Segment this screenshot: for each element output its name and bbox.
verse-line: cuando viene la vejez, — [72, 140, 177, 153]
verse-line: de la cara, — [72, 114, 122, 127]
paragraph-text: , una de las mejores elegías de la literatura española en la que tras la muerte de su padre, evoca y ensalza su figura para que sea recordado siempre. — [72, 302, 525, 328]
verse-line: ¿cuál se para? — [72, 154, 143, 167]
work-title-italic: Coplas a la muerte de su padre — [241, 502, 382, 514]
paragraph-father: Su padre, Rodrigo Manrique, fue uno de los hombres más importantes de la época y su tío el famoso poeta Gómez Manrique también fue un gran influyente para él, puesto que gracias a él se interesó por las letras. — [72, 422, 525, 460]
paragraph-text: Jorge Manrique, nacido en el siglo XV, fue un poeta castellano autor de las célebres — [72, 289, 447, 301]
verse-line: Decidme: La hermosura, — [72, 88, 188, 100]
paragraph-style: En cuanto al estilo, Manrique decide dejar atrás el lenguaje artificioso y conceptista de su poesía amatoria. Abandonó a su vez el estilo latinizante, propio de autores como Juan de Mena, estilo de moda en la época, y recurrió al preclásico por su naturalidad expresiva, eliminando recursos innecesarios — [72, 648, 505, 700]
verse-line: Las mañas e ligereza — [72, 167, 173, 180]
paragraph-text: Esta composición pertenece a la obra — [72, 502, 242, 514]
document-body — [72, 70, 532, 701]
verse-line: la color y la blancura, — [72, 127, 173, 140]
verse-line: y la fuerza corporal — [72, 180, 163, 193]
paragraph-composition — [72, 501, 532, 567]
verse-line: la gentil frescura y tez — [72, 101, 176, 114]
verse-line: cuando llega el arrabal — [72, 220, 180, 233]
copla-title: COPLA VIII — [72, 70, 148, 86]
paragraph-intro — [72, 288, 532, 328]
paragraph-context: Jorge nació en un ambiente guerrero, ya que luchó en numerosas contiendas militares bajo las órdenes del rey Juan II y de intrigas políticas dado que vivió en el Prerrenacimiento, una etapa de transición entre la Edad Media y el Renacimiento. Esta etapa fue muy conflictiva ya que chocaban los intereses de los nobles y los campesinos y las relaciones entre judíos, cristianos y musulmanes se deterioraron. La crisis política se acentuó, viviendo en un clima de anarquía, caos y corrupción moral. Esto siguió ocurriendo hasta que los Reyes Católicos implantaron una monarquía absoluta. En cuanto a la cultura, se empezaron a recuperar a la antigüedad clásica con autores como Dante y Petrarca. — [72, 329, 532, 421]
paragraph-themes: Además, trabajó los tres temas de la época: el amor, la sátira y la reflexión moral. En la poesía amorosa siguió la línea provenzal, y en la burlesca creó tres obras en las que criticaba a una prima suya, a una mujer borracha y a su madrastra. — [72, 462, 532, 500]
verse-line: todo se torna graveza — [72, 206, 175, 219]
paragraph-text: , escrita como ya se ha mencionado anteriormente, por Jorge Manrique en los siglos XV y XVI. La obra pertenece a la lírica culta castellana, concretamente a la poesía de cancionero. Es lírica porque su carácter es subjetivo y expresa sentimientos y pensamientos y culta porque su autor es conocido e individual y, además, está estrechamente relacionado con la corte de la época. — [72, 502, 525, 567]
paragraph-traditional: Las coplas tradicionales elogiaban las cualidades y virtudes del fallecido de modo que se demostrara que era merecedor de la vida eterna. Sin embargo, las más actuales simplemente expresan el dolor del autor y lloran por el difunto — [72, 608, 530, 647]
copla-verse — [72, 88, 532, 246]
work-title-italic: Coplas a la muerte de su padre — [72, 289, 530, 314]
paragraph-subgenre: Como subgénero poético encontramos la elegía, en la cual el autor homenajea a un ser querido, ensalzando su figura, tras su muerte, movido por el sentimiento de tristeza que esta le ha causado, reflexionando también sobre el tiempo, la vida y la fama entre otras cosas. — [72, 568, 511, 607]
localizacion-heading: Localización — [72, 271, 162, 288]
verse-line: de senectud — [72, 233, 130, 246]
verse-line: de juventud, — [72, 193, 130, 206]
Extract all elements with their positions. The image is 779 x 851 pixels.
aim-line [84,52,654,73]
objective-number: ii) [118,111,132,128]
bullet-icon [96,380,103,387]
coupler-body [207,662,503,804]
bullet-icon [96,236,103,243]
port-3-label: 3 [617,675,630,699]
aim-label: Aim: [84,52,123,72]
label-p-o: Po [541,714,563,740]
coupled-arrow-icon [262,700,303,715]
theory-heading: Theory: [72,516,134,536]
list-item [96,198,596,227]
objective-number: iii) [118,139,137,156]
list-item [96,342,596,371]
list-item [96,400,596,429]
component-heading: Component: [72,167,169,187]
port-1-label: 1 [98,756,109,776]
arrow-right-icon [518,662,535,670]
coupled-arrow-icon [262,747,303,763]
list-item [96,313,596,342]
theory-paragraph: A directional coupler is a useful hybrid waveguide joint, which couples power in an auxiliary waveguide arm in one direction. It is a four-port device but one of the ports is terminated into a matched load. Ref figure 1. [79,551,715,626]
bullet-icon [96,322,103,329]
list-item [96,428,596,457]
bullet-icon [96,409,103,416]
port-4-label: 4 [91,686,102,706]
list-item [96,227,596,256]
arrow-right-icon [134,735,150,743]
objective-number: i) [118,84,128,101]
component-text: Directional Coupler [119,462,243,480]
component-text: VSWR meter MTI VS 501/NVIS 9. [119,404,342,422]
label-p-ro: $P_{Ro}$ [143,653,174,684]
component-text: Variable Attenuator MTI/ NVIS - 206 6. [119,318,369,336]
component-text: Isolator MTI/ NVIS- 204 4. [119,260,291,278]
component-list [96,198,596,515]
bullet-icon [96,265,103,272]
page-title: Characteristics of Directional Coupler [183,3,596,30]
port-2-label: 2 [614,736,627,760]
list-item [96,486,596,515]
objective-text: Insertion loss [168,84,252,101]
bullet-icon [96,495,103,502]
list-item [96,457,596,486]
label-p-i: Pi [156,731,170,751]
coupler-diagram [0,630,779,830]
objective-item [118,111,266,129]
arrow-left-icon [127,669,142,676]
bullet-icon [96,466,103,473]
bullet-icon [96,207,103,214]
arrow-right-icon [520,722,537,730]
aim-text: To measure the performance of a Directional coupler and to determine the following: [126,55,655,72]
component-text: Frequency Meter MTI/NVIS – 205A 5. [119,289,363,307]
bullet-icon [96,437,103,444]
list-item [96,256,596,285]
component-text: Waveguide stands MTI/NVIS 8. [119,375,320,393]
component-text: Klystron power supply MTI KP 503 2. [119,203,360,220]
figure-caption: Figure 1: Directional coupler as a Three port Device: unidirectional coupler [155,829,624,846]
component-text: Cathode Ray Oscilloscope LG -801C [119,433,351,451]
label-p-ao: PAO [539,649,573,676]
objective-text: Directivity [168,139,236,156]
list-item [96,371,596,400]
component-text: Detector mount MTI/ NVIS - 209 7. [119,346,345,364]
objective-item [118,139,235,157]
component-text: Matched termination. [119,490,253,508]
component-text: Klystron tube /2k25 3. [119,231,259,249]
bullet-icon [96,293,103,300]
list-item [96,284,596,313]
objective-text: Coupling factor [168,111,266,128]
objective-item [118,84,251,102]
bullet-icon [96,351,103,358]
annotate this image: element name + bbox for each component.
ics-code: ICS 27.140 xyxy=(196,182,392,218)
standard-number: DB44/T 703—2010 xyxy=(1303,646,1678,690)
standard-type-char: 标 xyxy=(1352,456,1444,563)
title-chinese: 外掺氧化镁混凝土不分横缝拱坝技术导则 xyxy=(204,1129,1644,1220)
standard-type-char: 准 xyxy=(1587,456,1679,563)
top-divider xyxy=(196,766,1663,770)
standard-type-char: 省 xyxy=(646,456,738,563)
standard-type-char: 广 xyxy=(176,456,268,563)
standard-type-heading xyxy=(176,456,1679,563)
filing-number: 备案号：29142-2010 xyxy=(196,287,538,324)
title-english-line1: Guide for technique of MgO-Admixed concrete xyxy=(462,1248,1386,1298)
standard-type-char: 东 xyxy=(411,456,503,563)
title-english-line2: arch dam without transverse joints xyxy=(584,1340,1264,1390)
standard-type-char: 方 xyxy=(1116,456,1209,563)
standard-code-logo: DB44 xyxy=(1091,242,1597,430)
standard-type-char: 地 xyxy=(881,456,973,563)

###

_Exercise task_
Reproduce word for word every line of the items from the first line up to and including the line with "document-body — [72, 70, 532, 701]".

_Output for this task_
Segment this screenshot: for each element output its name and bbox.
verse-line: cuando viene la vejez, — [72, 140, 177, 153]
verse-line: de la cara, — [72, 114, 122, 127]
paragraph-text: , una de las mejores elegías de la literatura española en la que tras la muerte de su padre, evoca y ensalza su figura para que sea recordado siempre. — [72, 302, 525, 328]
verse-line: ¿cuál se para? — [72, 154, 143, 167]
work-title-italic: Coplas a la muerte de su padre — [241, 502, 382, 514]
paragraph-father: Su padre, Rodrigo Manrique, fue uno de los hombres más importantes de la época y su tío el famoso poeta Gómez Manrique también fue un gran influyente para él, puesto que gracias a él se interesó por las letras. — [72, 422, 525, 460]
paragraph-text: Jorge Manrique, nacido en el siglo XV, fue un poeta castellano autor de las célebres — [72, 289, 447, 301]
verse-line: Decidme: La hermosura, — [72, 88, 188, 100]
paragraph-style: En cuanto al estilo, Manrique decide dejar atrás el lenguaje artificioso y conceptista de su poesía amatoria. Abandonó a su vez el estilo latinizante, propio de autores como Juan de Mena, estilo de moda en la época, y recurrió al preclásico por su naturalidad expresiva, eliminando recursos innecesarios — [72, 648, 505, 700]
verse-line: Las mañas e ligereza — [72, 167, 173, 180]
paragraph-text: Esta composición pertenece a la obra — [72, 502, 242, 514]
document-body — [72, 70, 532, 701]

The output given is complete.